Problem description: Omit all pictures, then retype the data exactly as given.

[start Provided material]

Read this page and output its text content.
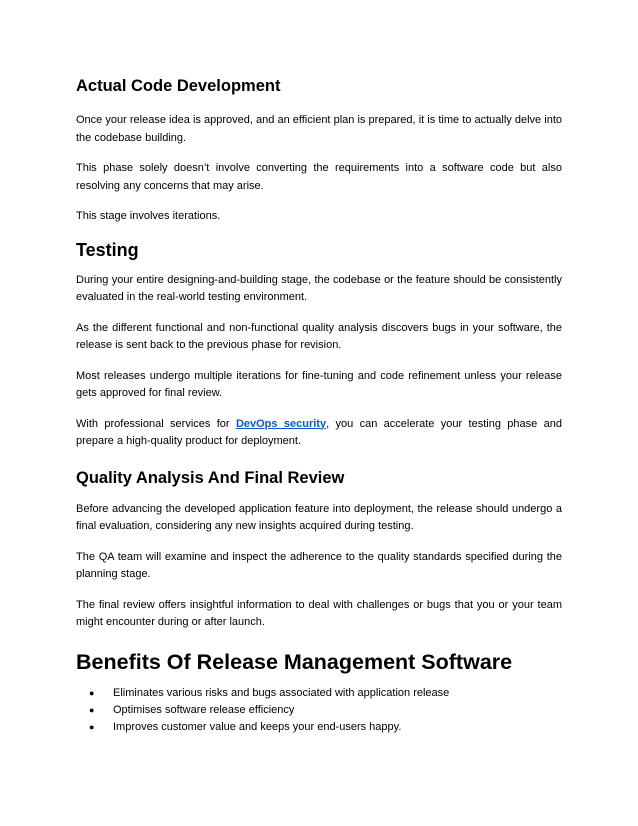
Actual Code Development

Once your release idea is approved, and an efficient plan is prepared, it is time to actually delve into the codebase building.

This phase solely doesn’t involve converting the requirements into a software code but also resolving any concerns that may arise.

This stage involves iterations.

Testing

During your entire designing-and-building stage, the codebase or the feature should be consistently evaluated in the real-world testing environment.

As the different functional and non-functional quality analysis discovers bugs in your software, the release is sent back to the previous phase for revision.

Most releases undergo multiple iterations for fine-tuning and code refinement unless your release gets approved for final review.

With professional services for DevOps security, you can accelerate your testing phase and prepare a high-quality product for deployment.

Quality Analysis And Final Review

Before advancing the developed application feature into deployment, the release should undergo a final evaluation, considering any new insights acquired during testing.

The QA team will examine and inspect the adherence to the quality standards specified during the planning stage.

The final review offers insightful information to deal with challenges or bugs that you or your team might encounter during or after launch.

Benefits Of Release Management Software
● Eliminates various risks and bugs associated with application release
● Optimises software release efficiency
● Improves customer value and keeps your end-users happy.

[end Provided material]

Solution to the exercise:
Read this page and output its text content.
Actual Code Development

Once your release idea is approved, and an efficient plan is prepared, it is time to actually delve into the codebase building.

This phase solely doesn’t involve converting the requirements into a software code but also resolving any concerns that may arise.

This stage involves iterations.

Testing

During your entire designing-and-building stage, the codebase or the feature should be consistently evaluated in the real-world testing environment.

As the different functional and non-functional quality analysis discovers bugs in your software, the release is sent back to the previous phase for revision.

Most releases undergo multiple iterations for fine-tuning and code refinement unless your release gets approved for final review.

With professional services for DevOps security, you can accelerate your testing phase and prepare a high-quality product for deployment.

Quality Analysis And Final Review

Before advancing the developed application feature into deployment, the release should undergo a final evaluation, considering any new insights acquired during testing.

The QA team will examine and inspect the adherence to the quality standards specified during the planning stage.

The final review offers insightful information to deal with challenges or bugs that you or your team might encounter during or after launch.

Benefits Of Release Management Software
● Eliminates various risks and bugs associated with application release
● Optimises software release efficiency
● Improves customer value and keeps your end-users happy.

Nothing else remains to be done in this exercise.